*INSTRUCTIONS TO FOLLOW*. Your task is to copy every line of the entries that contains "Уфалейском".

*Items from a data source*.
Start

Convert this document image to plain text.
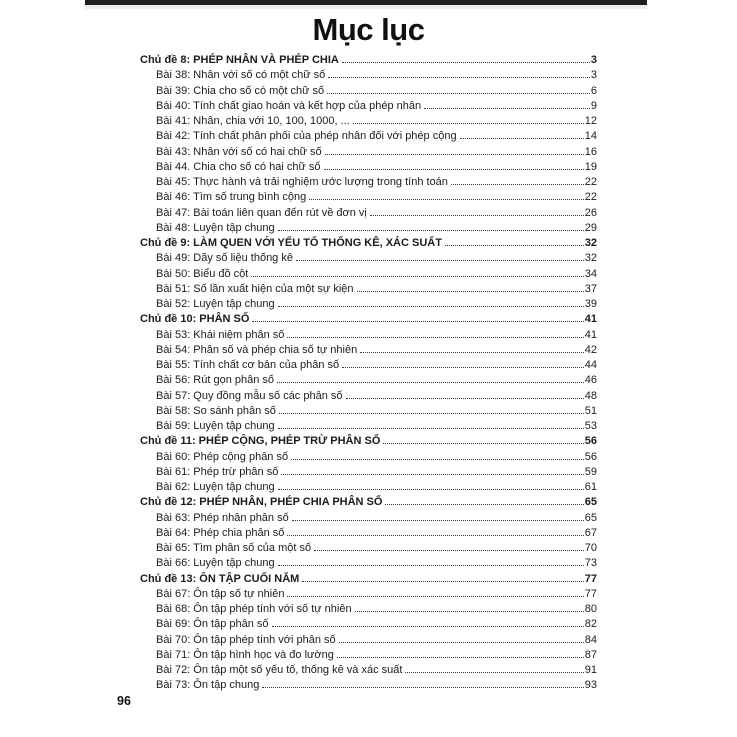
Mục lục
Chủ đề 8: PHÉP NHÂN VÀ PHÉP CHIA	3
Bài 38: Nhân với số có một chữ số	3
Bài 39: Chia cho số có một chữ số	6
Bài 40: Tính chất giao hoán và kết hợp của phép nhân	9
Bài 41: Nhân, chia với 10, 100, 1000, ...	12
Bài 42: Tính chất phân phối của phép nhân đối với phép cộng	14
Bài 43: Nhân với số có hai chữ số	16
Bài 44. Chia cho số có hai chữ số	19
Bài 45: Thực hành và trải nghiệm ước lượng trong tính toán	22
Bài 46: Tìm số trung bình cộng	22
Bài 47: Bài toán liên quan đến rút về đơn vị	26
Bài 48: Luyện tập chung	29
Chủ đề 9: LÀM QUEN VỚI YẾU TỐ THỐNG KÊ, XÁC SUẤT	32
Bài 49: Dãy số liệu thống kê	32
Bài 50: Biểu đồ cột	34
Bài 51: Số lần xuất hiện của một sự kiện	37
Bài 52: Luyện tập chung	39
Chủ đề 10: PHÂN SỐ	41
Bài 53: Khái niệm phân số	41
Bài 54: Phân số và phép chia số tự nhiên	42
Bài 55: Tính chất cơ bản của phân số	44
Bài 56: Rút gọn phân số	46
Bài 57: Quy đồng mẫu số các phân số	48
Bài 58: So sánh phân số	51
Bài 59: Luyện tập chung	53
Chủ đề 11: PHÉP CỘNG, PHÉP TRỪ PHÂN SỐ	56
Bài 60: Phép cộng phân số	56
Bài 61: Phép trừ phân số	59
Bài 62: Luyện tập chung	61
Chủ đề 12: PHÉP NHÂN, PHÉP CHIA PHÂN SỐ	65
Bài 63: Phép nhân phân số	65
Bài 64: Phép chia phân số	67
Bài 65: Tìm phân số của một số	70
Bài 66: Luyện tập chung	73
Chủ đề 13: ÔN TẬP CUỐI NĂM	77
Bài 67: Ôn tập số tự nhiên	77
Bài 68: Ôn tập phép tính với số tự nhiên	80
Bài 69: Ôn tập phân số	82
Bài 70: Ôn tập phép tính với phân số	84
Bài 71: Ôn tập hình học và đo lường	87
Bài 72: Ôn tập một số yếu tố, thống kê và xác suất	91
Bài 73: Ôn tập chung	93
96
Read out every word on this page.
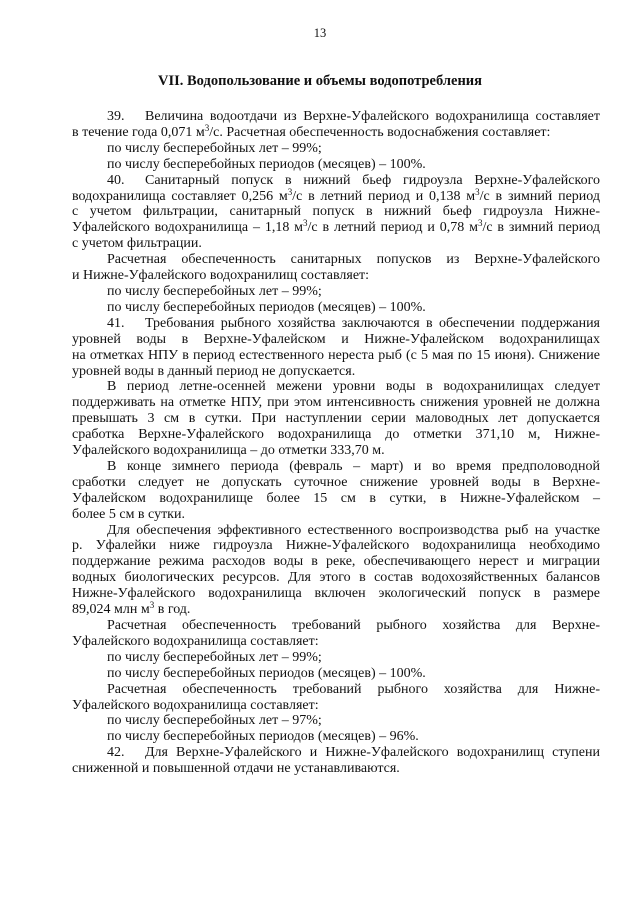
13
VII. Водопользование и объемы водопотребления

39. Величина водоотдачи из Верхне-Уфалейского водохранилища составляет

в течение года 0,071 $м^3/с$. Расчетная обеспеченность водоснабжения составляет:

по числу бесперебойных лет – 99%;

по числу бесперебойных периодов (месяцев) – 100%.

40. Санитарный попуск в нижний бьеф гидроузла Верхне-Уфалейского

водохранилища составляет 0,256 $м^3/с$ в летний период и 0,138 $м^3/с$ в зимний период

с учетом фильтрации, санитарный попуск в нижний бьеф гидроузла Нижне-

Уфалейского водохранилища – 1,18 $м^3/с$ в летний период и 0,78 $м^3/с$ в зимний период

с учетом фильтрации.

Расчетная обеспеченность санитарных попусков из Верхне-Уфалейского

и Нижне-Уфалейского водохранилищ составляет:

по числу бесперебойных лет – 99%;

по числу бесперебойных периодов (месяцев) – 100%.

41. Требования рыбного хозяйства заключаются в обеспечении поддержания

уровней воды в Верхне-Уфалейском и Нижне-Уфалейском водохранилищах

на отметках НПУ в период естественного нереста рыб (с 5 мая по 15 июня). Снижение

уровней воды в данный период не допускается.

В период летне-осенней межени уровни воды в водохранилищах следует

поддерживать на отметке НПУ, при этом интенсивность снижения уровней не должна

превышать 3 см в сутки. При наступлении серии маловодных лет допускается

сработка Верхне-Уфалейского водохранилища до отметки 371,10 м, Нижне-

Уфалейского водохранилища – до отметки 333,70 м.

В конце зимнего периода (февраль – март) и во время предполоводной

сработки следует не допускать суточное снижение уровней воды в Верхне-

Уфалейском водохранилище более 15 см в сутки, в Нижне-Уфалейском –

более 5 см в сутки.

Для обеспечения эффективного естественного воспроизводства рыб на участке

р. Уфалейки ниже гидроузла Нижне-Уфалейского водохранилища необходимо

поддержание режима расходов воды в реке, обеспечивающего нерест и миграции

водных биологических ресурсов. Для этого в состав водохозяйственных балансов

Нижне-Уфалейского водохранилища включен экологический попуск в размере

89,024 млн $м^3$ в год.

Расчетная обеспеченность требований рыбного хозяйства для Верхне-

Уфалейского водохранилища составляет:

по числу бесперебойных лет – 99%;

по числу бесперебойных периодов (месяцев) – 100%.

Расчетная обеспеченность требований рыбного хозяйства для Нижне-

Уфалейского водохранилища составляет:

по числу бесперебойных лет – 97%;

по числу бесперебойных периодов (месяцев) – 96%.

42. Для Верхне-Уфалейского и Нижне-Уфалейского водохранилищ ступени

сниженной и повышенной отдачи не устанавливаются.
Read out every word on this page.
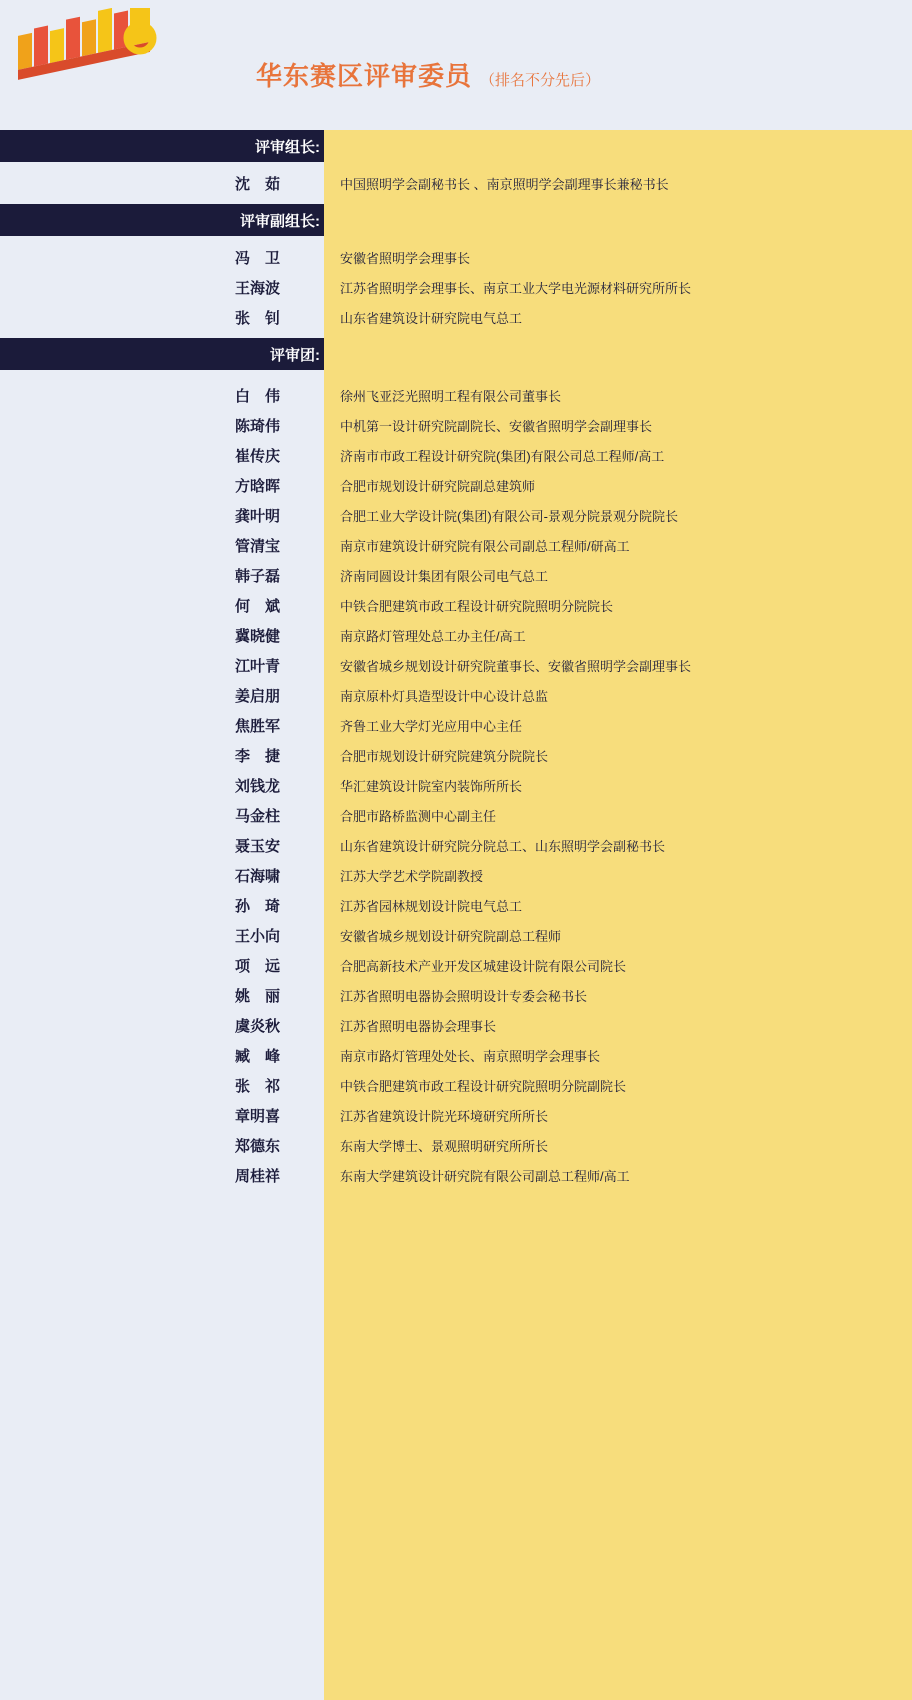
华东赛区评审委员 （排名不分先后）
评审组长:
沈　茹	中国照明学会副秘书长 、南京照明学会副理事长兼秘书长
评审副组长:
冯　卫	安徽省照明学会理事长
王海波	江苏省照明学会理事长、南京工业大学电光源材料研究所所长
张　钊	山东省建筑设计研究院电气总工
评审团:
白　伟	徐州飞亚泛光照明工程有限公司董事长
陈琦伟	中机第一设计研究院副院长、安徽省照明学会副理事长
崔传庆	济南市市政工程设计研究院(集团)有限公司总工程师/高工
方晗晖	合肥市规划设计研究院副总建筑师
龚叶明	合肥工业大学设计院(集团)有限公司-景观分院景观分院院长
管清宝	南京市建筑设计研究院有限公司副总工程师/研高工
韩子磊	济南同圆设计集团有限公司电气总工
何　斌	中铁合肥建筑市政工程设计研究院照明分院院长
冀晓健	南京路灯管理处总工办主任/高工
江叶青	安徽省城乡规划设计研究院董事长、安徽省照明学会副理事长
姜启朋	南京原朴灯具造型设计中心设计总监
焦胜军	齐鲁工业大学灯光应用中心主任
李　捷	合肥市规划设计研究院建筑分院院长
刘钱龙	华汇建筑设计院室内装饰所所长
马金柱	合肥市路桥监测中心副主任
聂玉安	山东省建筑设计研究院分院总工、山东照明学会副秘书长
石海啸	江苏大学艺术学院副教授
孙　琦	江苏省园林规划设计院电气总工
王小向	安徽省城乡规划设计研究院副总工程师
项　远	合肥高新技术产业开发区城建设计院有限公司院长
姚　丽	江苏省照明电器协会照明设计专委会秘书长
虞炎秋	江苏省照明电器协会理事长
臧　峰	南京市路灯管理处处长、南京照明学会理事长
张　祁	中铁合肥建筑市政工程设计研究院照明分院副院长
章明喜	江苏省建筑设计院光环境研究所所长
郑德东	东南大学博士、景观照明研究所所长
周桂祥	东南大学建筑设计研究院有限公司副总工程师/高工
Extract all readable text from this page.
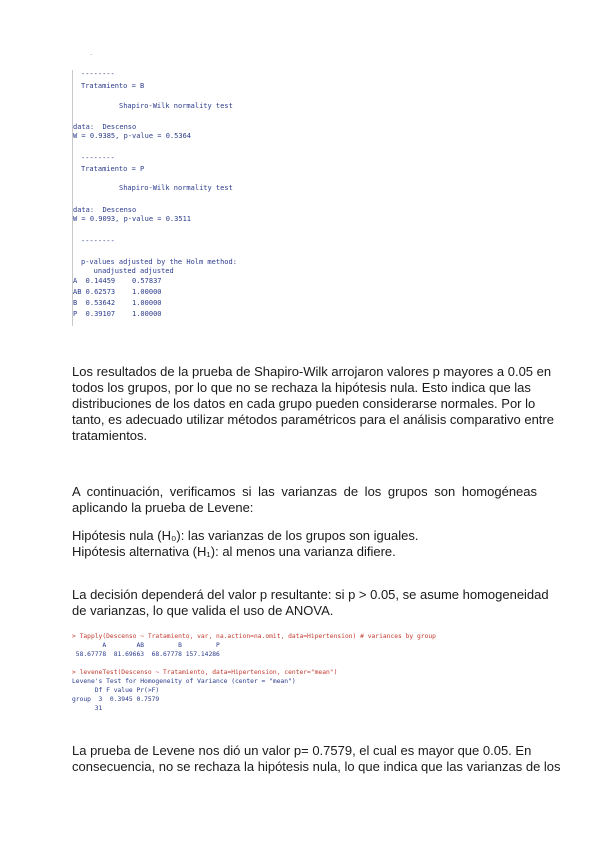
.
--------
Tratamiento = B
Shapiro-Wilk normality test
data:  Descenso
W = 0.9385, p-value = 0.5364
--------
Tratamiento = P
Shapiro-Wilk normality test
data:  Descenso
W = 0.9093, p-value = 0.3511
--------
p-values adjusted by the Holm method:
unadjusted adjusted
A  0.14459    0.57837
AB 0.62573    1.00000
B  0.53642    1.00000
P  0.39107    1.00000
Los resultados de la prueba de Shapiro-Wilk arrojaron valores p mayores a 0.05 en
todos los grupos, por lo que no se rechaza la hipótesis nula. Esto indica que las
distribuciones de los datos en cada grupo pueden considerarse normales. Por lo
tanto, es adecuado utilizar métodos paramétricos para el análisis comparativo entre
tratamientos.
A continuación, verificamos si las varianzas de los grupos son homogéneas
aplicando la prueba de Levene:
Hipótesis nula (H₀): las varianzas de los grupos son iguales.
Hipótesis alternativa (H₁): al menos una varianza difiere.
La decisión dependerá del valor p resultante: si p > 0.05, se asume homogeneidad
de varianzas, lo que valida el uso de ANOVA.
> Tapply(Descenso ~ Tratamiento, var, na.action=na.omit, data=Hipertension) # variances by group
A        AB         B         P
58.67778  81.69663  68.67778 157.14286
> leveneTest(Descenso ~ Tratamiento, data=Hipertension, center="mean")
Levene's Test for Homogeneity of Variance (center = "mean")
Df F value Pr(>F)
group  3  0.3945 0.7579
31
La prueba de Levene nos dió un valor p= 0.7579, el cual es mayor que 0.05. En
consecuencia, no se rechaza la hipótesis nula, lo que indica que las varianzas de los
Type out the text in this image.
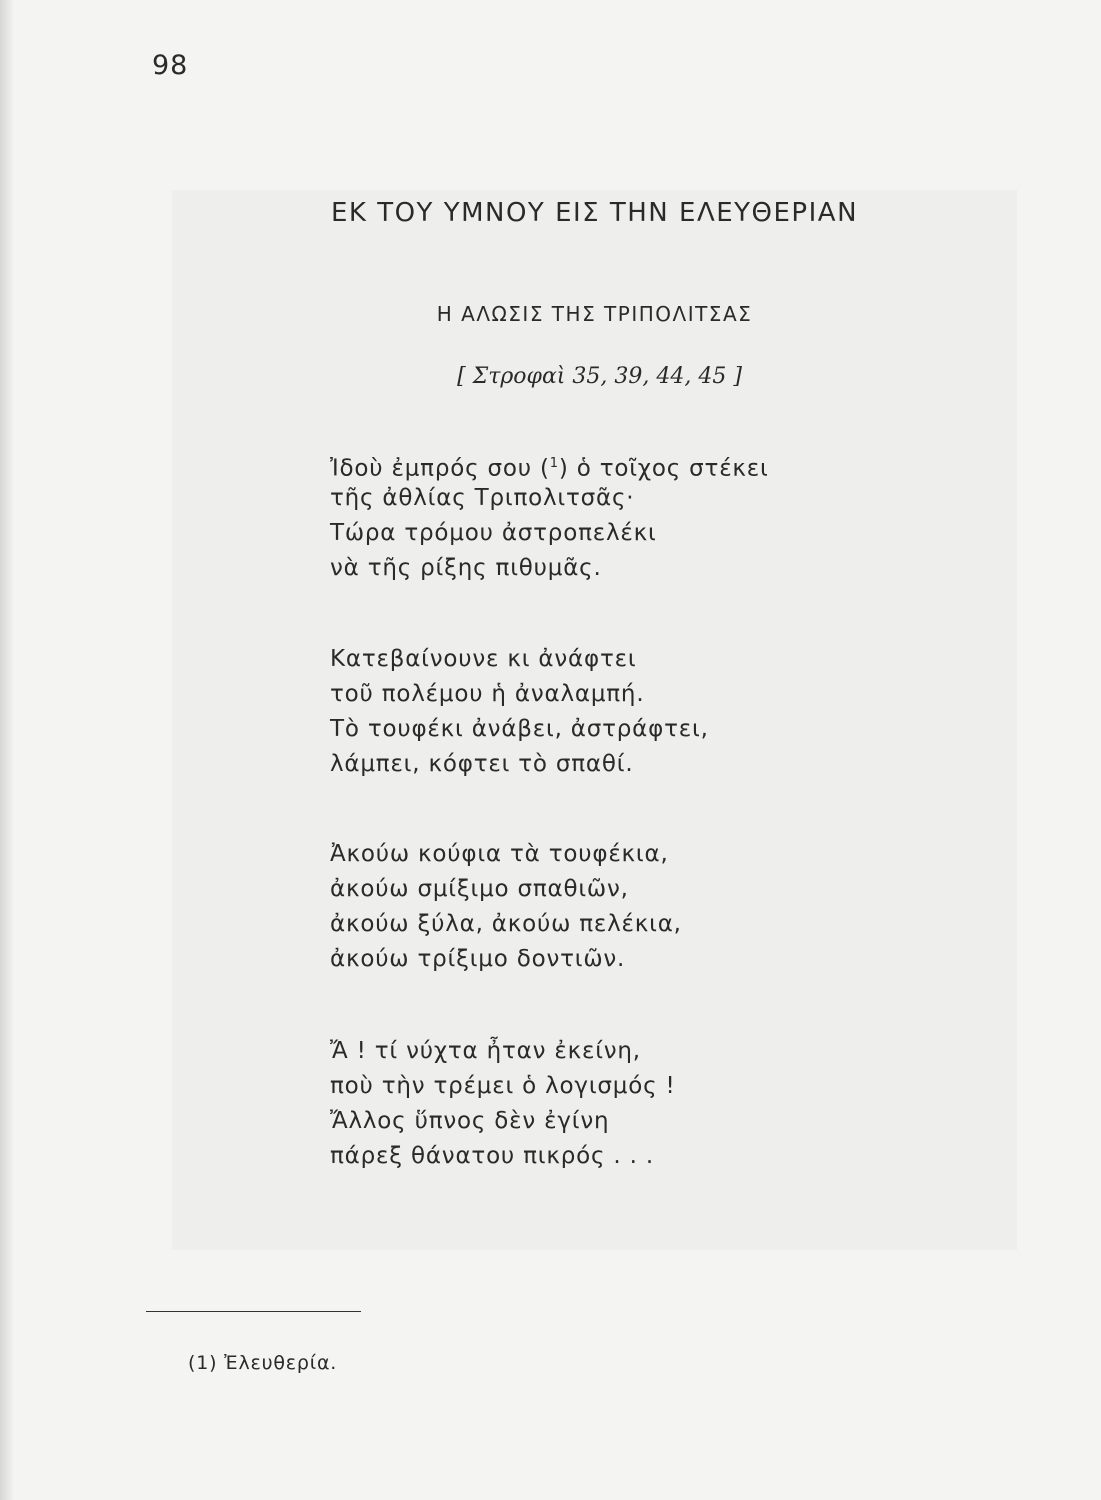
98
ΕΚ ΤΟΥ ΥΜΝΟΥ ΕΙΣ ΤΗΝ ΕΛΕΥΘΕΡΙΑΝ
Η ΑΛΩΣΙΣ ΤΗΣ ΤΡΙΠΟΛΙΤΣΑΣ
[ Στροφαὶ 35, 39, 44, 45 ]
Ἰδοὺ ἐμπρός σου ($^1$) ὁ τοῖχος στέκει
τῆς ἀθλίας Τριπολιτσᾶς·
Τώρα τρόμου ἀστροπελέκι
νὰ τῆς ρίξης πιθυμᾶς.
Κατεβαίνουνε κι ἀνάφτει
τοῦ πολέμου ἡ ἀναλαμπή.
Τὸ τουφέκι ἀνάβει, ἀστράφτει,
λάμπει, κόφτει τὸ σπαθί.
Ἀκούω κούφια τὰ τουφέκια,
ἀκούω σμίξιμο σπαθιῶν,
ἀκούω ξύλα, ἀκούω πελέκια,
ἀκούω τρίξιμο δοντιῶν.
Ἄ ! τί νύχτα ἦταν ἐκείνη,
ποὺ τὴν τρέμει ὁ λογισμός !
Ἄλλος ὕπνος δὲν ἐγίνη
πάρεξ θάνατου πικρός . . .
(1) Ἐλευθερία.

End

*EXERCISE RESULT*.
уровней воды в Верхне-Уфалейском и Нижне-Уфалейском водохранилищах
Уфалейском водохранилище более 15 см в сутки, в Нижне-Уфалейском –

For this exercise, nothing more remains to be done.